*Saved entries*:
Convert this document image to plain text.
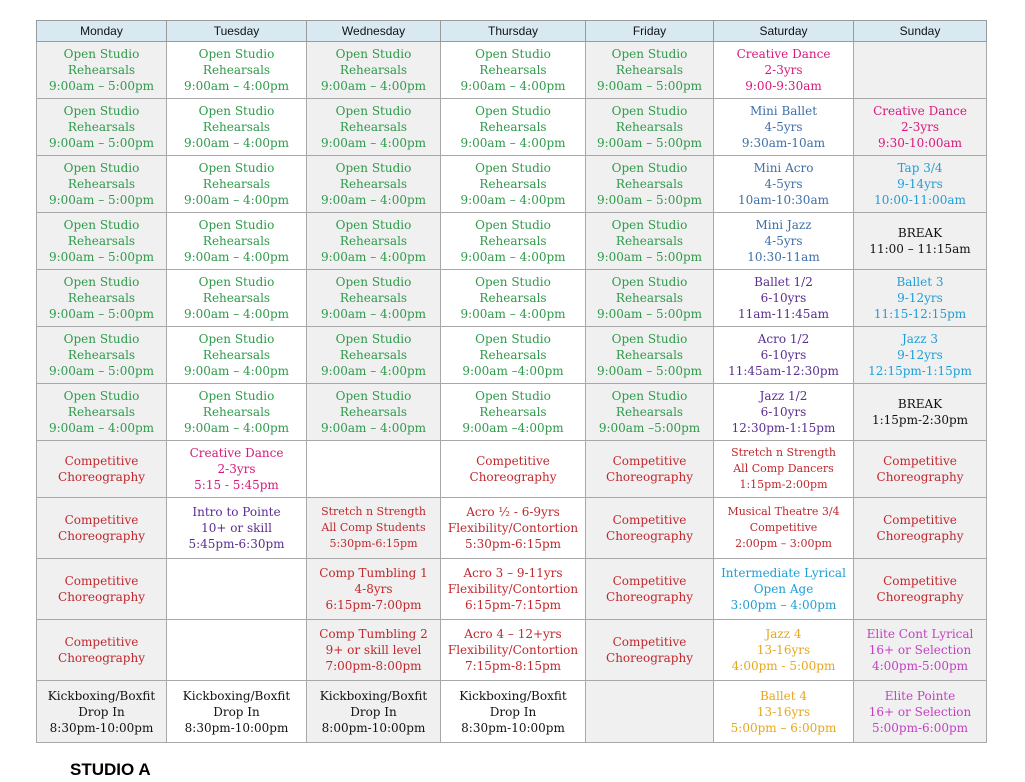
Monday	Tuesday	Wednesday	Thursday	Friday	Saturday	Sunday

Open Studio
Rehearsals
9:00am – 5:00pm	Open Studio
Rehearsals
9:00am – 4:00pm	Open Studio
Rehearsals
9:00am – 4:00pm	Open Studio
Rehearsals
9:00am – 4:00pm	Open Studio
Rehearsals
9:00am – 5:00pm	Creative Dance
2-3yrs
9:00-9:30am	

Open Studio
Rehearsals
9:00am – 5:00pm	Open Studio
Rehearsals
9:00am – 4:00pm	Open Studio
Rehearsals
9:00am – 4:00pm	Open Studio
Rehearsals
9:00am – 4:00pm	Open Studio
Rehearsals
9:00am – 5:00pm	Mini Ballet
4-5yrs
9:30am-10am	Creative Dance
2-3yrs
9:30-10:00am

Open Studio
Rehearsals
9:00am – 5:00pm	Open Studio
Rehearsals
9:00am – 4:00pm	Open Studio
Rehearsals
9:00am – 4:00pm	Open Studio
Rehearsals
9:00am – 4:00pm	Open Studio
Rehearsals
9:00am – 5:00pm	Mini Acro
4-5yrs
10am-10:30am	Tap 3/4
9-14yrs
10:00-11:00am

Open Studio
Rehearsals
9:00am – 5:00pm	Open Studio
Rehearsals
9:00am – 4:00pm	Open Studio
Rehearsals
9:00am – 4:00pm	Open Studio
Rehearsals
9:00am – 4:00pm	Open Studio
Rehearsals
9:00am – 5:00pm	Mini Jazz
4-5yrs
10:30-11am	BREAK
11:00 – 11:15am

Open Studio
Rehearsals
9:00am – 5:00pm	Open Studio
Rehearsals
9:00am – 4:00pm	Open Studio
Rehearsals
9:00am – 4:00pm	Open Studio
Rehearsals
9:00am – 4:00pm	Open Studio
Rehearsals
9:00am – 5:00pm	Ballet 1/2
6-10yrs
11am-11:45am	Ballet 3
9-12yrs
11:15-12:15pm

Open Studio
Rehearsals
9:00am – 5:00pm	Open Studio
Rehearsals
9:00am – 4:00pm	Open Studio
Rehearsals
9:00am – 4:00pm	Open Studio
Rehearsals
9:00am –4:00pm	Open Studio
Rehearsals
9:00am – 5:00pm	Acro 1/2
6-10yrs
11:45am-12:30pm	Jazz 3
9-12yrs
12:15pm-1:15pm

Open Studio
Rehearsals
9:00am – 4:00pm	Open Studio
Rehearsals
9:00am – 4:00pm	Open Studio
Rehearsals
9:00am – 4:00pm	Open Studio
Rehearsals
9:00am –4:00pm	Open Studio
Rehearsals
9:00am –5:00pm	Jazz 1/2
6-10yrs
12:30pm-1:15pm	BREAK
1:15pm-2:30pm

Competitive
Choreography	Creative Dance
2-3yrs
5:15 - 5:45pm		Competitive
Choreography	Competitive
Choreography	Stretch n Strength
All Comp Dancers
1:15pm-2:00pm	Competitive
Choreography

Competitive
Choreography	Intro to Pointe
10+ or skill
5:45pm-6:30pm	Stretch n Strength
All Comp Students
5:30pm-6:15pm	Acro ½ - 6-9yrs
Flexibility/Contortion
5:30pm-6:15pm	Competitive
Choreography	Musical Theatre 3/4
Competitive
2:00pm – 3:00pm	Competitive
Choreography

Competitive
Choreography		Comp Tumbling 1
4-8yrs
6:15pm-7:00pm	Acro 3 – 9-11yrs
Flexibility/Contortion
6:15pm-7:15pm	Competitive
Choreography	Intermediate Lyrical
Open Age
3:00pm – 4:00pm	Competitive
Choreography

Competitive
Choreography		Comp Tumbling 2
9+ or skill level
7:00pm-8:00pm	Acro 4 – 12+yrs
Flexibility/Contortion
7:15pm-8:15pm	Competitive
Choreography	Jazz 4
13-16yrs
4:00pm - 5:00pm	Elite Cont Lyrical
16+ or Selection
4:00pm-5:00pm

Kickboxing/Boxfit
Drop In
8:30pm-10:00pm	Kickboxing/Boxfit
Drop In
8:30pm-10:00pm	Kickboxing/Boxfit
Drop In
8:00pm-10:00pm	Kickboxing/Boxfit
Drop In
8:30pm-10:00pm		Ballet 4
13-16yrs
5:00pm – 6:00pm	Elite Pointe
16+ or Selection
5:00pm-6:00pm
STUDIO A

*Exercise description*:
Copy every single line of the material above that holds "Creative".

*Output for this task*:
9:00am – 5:00pm	Creative Dance
9:30am-10am	Creative Dance
Choreography	Creative Dance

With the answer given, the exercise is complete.